Consigne | Recopiez sans rien changer le passage de la liste ci-dessous qui commence par la ligne contenant « key-label: Presel Adjust <box>385 283 » et se termine par la ligne contenant « amplitude-menu: Amplitude Ref Level -98.40 », ces deux lignes comprises.

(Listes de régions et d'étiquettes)
|---|

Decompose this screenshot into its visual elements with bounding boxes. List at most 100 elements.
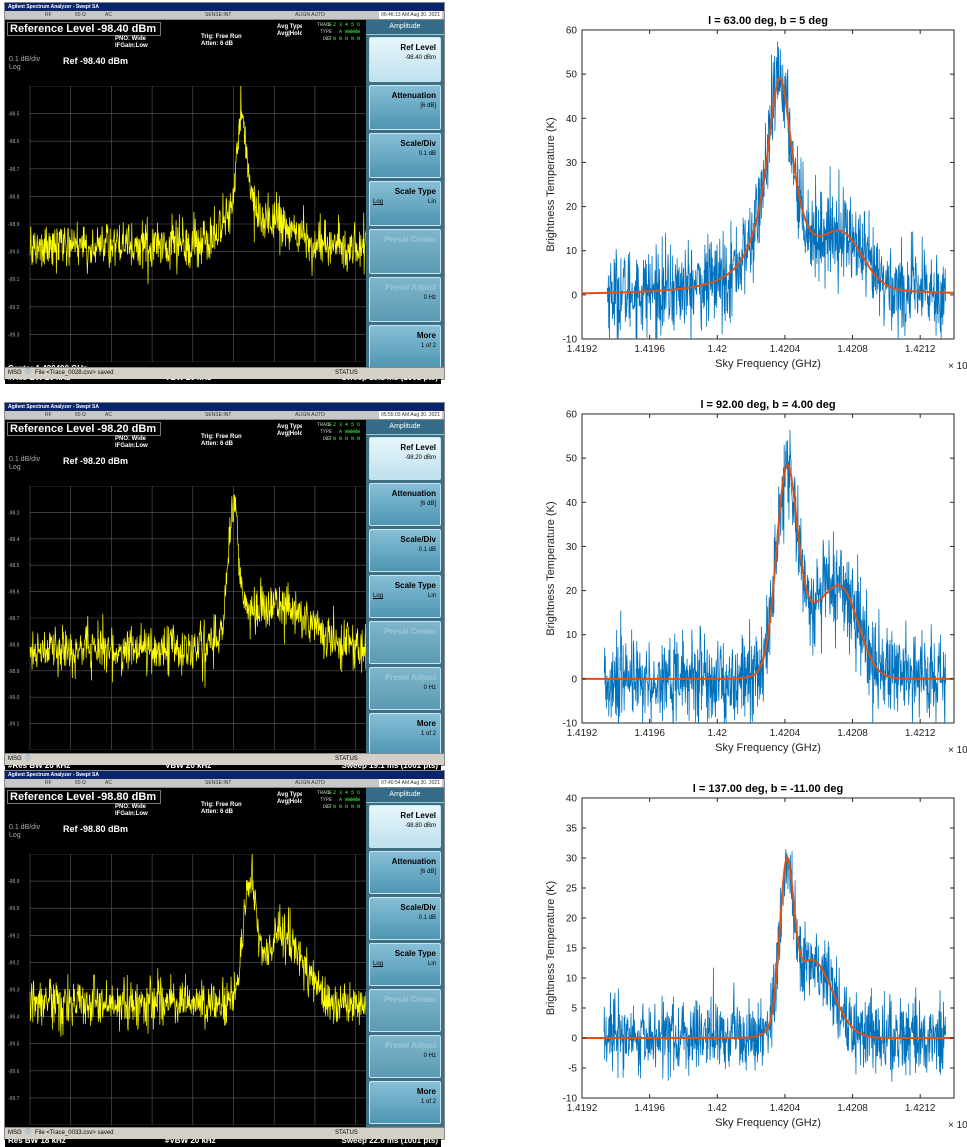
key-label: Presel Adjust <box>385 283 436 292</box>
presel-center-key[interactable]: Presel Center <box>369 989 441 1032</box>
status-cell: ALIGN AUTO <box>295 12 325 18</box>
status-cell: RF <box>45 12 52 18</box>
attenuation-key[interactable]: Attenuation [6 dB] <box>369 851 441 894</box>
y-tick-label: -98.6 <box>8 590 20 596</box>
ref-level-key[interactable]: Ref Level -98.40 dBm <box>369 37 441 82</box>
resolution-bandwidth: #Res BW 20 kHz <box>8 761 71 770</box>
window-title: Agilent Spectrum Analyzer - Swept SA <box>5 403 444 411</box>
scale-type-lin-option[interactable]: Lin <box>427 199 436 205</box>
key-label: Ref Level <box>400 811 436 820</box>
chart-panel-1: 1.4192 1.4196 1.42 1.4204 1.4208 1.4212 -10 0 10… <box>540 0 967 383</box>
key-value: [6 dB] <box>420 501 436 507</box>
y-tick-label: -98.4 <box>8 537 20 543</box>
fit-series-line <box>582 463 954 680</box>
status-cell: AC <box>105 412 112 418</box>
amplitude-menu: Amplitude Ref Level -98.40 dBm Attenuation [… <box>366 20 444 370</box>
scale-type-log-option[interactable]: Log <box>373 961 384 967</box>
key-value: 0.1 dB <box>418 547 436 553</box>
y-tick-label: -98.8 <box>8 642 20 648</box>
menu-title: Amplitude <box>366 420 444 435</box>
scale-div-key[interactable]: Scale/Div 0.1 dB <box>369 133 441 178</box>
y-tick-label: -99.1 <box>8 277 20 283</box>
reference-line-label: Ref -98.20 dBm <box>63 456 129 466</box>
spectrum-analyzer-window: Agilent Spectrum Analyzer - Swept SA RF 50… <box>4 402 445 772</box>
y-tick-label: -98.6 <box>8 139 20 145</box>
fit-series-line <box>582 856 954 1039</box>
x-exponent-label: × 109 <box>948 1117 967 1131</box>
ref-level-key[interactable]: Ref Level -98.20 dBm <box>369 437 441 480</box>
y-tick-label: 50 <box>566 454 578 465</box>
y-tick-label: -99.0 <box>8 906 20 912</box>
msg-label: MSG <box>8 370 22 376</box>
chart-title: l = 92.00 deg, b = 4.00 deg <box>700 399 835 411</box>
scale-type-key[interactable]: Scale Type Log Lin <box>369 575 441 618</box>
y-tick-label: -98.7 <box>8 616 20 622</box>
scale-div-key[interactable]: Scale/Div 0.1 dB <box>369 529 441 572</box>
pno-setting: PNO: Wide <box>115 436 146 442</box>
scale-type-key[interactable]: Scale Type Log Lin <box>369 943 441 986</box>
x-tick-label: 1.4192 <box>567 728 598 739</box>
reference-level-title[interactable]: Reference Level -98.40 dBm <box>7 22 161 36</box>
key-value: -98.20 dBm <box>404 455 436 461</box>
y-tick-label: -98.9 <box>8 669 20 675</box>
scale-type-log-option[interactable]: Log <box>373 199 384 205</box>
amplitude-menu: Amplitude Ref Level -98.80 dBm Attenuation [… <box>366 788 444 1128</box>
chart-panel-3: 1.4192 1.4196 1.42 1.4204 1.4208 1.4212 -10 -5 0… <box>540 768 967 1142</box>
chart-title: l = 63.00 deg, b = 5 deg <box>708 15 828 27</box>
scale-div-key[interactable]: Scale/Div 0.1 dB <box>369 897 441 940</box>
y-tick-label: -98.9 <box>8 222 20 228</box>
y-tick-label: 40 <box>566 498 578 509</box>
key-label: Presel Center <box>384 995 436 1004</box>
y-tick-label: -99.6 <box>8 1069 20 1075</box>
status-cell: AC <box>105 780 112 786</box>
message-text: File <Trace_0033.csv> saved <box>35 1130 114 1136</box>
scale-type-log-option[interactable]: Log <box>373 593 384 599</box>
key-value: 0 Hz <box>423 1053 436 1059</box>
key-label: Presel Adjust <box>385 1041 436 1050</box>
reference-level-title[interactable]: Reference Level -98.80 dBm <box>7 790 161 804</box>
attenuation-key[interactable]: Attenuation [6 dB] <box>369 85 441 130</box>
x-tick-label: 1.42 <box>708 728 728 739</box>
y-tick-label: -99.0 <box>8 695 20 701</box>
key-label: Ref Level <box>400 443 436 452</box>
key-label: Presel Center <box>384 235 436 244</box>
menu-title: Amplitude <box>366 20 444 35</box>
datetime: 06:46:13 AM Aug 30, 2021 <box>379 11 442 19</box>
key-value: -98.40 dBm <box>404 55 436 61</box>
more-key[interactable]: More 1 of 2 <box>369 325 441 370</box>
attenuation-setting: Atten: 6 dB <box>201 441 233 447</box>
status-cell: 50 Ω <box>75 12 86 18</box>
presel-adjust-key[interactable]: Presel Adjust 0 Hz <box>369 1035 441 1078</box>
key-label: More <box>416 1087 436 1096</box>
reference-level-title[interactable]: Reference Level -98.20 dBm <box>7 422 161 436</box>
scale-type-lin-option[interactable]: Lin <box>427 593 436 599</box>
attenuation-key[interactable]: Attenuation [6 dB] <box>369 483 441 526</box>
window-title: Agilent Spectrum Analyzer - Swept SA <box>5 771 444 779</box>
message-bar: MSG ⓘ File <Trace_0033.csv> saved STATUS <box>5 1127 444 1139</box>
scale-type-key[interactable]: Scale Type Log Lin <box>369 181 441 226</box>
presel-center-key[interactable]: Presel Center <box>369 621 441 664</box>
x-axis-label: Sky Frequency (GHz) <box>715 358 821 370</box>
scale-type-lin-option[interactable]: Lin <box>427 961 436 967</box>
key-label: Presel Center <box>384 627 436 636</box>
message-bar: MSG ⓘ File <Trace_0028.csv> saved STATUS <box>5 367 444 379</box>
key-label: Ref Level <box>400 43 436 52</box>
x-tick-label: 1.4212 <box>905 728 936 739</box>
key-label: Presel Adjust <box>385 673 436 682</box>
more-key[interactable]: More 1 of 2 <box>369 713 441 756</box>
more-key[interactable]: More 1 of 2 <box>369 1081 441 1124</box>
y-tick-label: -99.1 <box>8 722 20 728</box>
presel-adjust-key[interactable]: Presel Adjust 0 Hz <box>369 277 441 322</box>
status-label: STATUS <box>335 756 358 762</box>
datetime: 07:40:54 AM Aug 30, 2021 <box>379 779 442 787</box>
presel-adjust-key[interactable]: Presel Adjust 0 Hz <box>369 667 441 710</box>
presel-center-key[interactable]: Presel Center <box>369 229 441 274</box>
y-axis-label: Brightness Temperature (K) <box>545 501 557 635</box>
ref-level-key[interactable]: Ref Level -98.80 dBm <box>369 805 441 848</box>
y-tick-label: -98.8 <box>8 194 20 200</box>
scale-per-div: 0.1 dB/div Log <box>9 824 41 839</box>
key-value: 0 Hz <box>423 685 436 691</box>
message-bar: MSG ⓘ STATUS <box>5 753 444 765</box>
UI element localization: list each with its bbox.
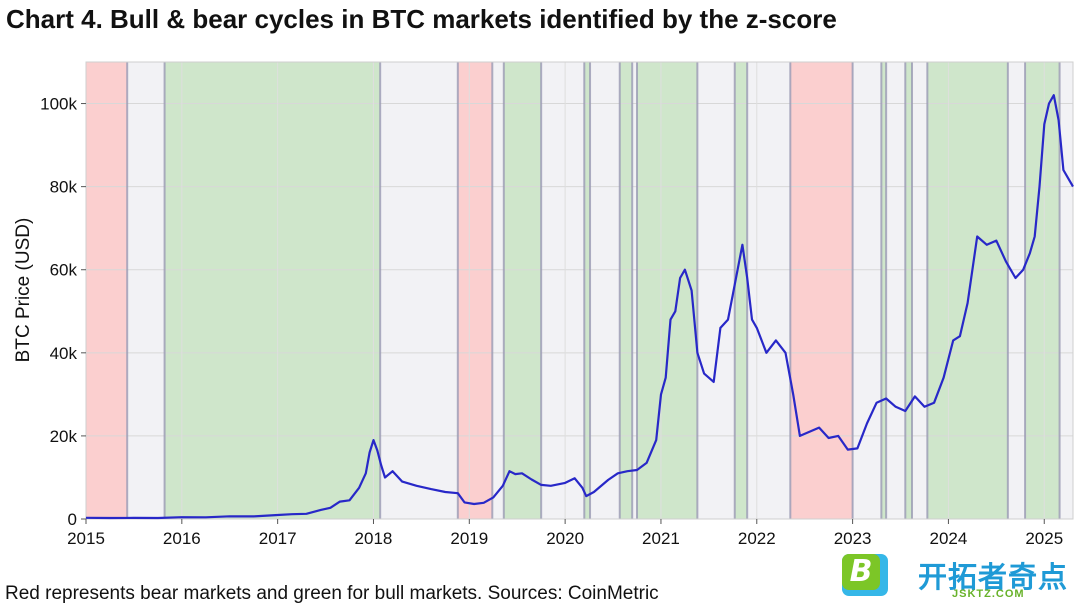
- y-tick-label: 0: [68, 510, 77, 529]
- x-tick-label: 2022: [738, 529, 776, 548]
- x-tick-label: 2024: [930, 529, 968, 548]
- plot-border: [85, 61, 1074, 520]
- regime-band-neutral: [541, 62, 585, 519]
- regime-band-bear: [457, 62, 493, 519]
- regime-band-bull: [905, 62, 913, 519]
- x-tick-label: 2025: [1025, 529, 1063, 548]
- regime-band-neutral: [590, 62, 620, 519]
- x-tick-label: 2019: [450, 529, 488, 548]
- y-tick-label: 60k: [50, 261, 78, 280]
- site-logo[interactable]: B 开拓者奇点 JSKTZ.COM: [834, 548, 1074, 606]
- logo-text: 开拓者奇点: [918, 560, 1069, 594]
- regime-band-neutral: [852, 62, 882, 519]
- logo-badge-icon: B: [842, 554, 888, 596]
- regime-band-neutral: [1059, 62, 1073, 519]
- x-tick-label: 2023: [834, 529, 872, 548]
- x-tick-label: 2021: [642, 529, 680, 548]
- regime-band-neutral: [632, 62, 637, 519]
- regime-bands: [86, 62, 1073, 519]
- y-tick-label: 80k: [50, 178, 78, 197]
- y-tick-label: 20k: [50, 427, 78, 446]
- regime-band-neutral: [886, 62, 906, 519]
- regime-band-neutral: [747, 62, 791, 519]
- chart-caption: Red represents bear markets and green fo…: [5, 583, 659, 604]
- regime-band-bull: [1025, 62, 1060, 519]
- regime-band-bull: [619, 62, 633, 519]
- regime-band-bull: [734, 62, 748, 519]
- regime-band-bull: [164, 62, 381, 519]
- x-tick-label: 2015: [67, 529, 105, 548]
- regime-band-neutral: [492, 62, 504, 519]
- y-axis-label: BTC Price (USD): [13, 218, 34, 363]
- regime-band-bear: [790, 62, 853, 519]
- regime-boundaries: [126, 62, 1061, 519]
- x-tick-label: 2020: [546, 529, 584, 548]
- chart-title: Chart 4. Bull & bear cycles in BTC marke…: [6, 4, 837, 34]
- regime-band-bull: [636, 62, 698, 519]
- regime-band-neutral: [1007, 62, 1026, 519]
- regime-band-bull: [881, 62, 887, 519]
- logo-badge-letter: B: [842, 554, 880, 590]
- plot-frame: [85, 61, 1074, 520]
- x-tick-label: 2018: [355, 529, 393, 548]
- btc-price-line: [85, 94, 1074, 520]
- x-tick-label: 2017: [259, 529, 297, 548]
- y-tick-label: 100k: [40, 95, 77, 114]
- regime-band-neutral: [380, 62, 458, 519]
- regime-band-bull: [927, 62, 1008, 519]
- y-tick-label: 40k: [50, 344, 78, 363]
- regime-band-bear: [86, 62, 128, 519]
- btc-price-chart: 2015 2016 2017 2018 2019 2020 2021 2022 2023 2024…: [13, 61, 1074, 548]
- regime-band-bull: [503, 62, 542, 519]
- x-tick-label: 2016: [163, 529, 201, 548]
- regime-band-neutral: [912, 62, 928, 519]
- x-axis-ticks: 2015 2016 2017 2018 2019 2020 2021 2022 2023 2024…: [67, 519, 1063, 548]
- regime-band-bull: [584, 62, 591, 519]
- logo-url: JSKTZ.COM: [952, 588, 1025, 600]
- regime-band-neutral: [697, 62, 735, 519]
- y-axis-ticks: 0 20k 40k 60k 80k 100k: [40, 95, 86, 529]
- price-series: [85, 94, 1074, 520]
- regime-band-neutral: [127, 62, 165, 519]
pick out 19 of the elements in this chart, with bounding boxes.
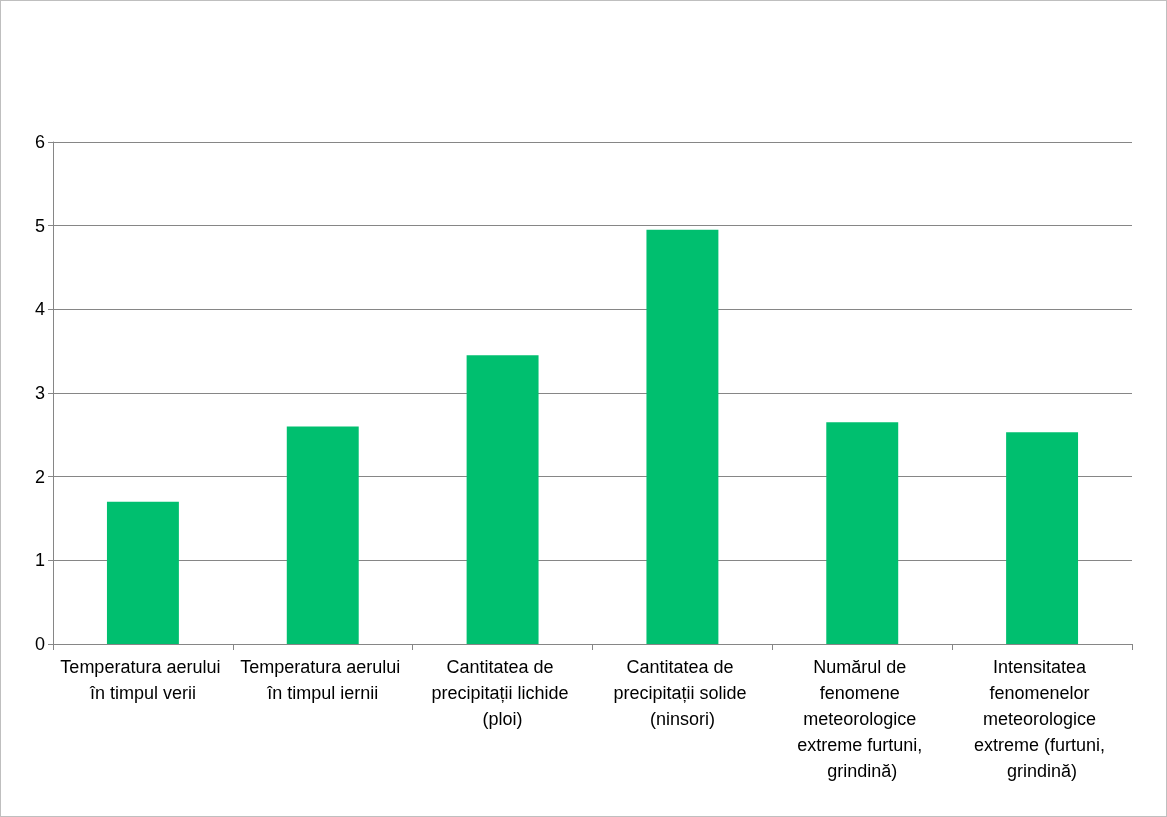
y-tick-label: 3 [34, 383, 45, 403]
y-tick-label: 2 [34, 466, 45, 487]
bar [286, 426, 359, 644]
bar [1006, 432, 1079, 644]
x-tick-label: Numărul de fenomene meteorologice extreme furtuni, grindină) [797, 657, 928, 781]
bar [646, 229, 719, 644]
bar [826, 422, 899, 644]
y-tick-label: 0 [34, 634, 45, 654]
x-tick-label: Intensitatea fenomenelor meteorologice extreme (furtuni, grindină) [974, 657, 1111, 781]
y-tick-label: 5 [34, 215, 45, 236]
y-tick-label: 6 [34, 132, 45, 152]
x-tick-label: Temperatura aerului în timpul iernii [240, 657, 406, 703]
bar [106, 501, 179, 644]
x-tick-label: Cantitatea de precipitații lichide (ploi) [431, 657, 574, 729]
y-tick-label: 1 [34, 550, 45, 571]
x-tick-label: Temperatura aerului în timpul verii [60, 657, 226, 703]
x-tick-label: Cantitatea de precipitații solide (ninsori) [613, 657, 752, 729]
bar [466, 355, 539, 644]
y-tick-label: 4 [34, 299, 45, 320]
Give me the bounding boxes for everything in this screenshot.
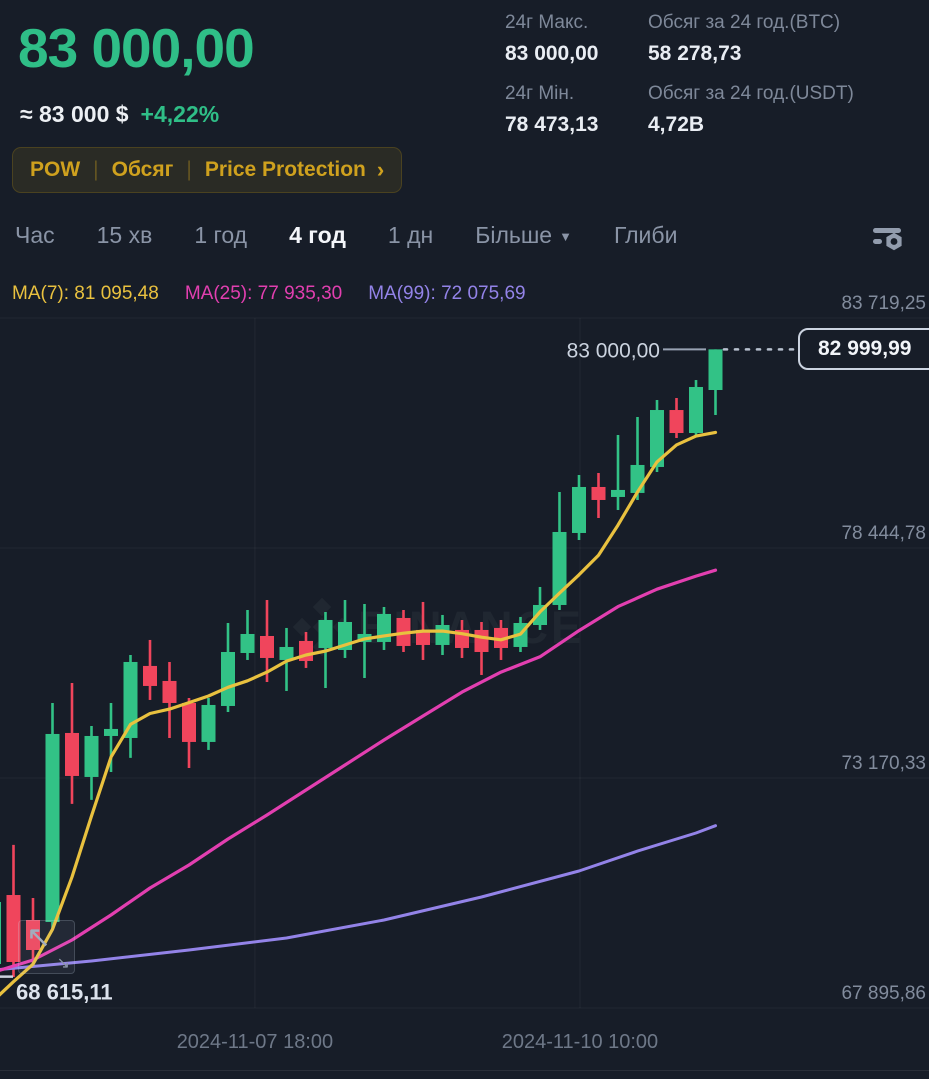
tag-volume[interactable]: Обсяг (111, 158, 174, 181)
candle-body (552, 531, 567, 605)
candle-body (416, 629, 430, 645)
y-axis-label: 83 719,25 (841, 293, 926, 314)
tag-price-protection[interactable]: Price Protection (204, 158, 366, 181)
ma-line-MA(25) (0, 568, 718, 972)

|---|

Corrigé |
key-label: Presel Adjust <box>385 283 436 292</box>
presel-center-key[interactable]: Presel Center <box>369 989 441 1032</box>
status-cell: ALIGN AUTO <box>295 12 325 18</box>
status-cell: RF <box>45 12 52 18</box>
attenuation-key[interactable]: Attenuation [6 dB] <box>369 851 441 894</box>
y-tick-label: -98.6 <box>8 590 20 596</box>
ref-level-key[interactable]: Ref Level -98.40 dBm <box>369 37 441 82</box>
resolution-bandwidth: #Res BW 20 kHz <box>8 761 71 770</box>
window-title: Agilent Spectrum Analyzer - Swept SA <box>5 403 444 411</box>
scale-type-lin-option[interactable]: Lin <box>427 199 436 205</box>
key-label: Ref Level <box>400 811 436 820</box>
chart-panel-1: 1.4192 1.4196 1.42 1.4204 1.4208 1.4212 -10 0 10… <box>540 0 967 383</box>
key-value: [6 dB] <box>420 501 436 507</box>
y-tick-label: -98.4 <box>8 537 20 543</box>
fit-series-line <box>582 463 954 680</box>
status-cell: AC <box>105 412 112 418</box>
amplitude-menu: Amplitude Ref Level -98.40 dBm Attenuation [… <box>366 20 444 370</box>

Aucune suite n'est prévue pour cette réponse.